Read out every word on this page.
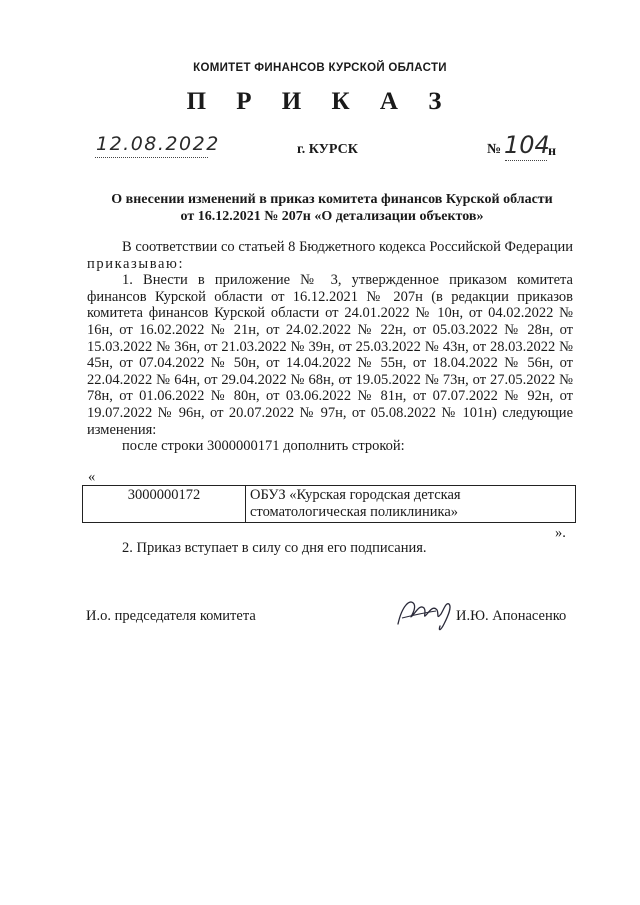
КОМИТЕТ ФИНАНСОВ КУРСКОЙ ОБЛАСТИ
П Р И К А З
12.08.2022	г. КУРСК	№ 104
н
О внесении изменений в приказ комитета финансов Курской области
от 16.12.2021 № 207н «О детализации объектов»

В соответствии со статьей 8 Бюджетного кодекса Российской Федерации приказываю:

1. Внести в приложение № 3, утвержденное приказом комитета финансов Курской области от 16.12.2021 № 207н (в редакции приказов комитета финансов Курской области от 24.01.2022 № 10н, от 04.02.2022 № 16н, от 16.02.2022 № 21н, от 24.02.2022 № 22н, от 05.03.2022 № 28н, от 15.03.2022 № 36н, от 21.03.2022 № 39н, от 25.03.2022 № 43н, от 28.03.2022 № 45н, от 07.04.2022 № 50н, от 14.04.2022 № 55н, от 18.04.2022 № 56н, от 22.04.2022 № 64н, от 29.04.2022 № 68н, от 19.05.2022 № 73н, от 27.05.2022 № 78н, от 01.06.2022 № 80н, от 03.06.2022 № 81н, от 07.07.2022 № 92н, от 19.07.2022 № 96н, от 20.07.2022 № 97н, от 05.08.2022 № 101н) следующие изменения:

после строки 3000000171 дополнить строкой:

«
3000000172	ОБУЗ «Курская городская детская
стоматологическая поликлиника»
».
2. Приказ вступает в силу со дня его подписания.
И.о. председателя комитета	И.Ю. Апонасенко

Requirement ▸
Transcribe the records above exactly as they appear, leaving out any pictures.

Correct output ▸
Read out every word on this page.
КОМИТЕТ ФИНАНСОВ КУРСКОЙ ОБЛАСТИ
П Р И К А З
12.08.2022	г. КУРСК	№ 104
н
О внесении изменений в приказ комитета финансов Курской области
от 16.12.2021 № 207н «О детализации объектов»

В соответствии со статьей 8 Бюджетного кодекса Российской Федерации приказываю:

1. Внести в приложение № 3, утвержденное приказом комитета финансов Курской области от 16.12.2021 № 207н (в редакции приказов комитета финансов Курской области от 24.01.2022 № 10н, от 04.02.2022 № 16н, от 16.02.2022 № 21н, от 24.02.2022 № 22н, от 05.03.2022 № 28н, от 15.03.2022 № 36н, от 21.03.2022 № 39н, от 25.03.2022 № 43н, от 28.03.2022 № 45н, от 07.04.2022 № 50н, от 14.04.2022 № 55н, от 18.04.2022 № 56н, от 22.04.2022 № 64н, от 29.04.2022 № 68н, от 19.05.2022 № 73н, от 27.05.2022 № 78н, от 01.06.2022 № 80н, от 03.06.2022 № 81н, от 07.07.2022 № 92н, от 19.07.2022 № 96н, от 20.07.2022 № 97н, от 05.08.2022 № 101н) следующие изменения:

после строки 3000000171 дополнить строкой:

«
3000000172	ОБУЗ «Курская городская детская
стоматологическая поликлиника»
».
2. Приказ вступает в силу со дня его подписания.
И.о. председателя комитета	И.Ю. Апонасенко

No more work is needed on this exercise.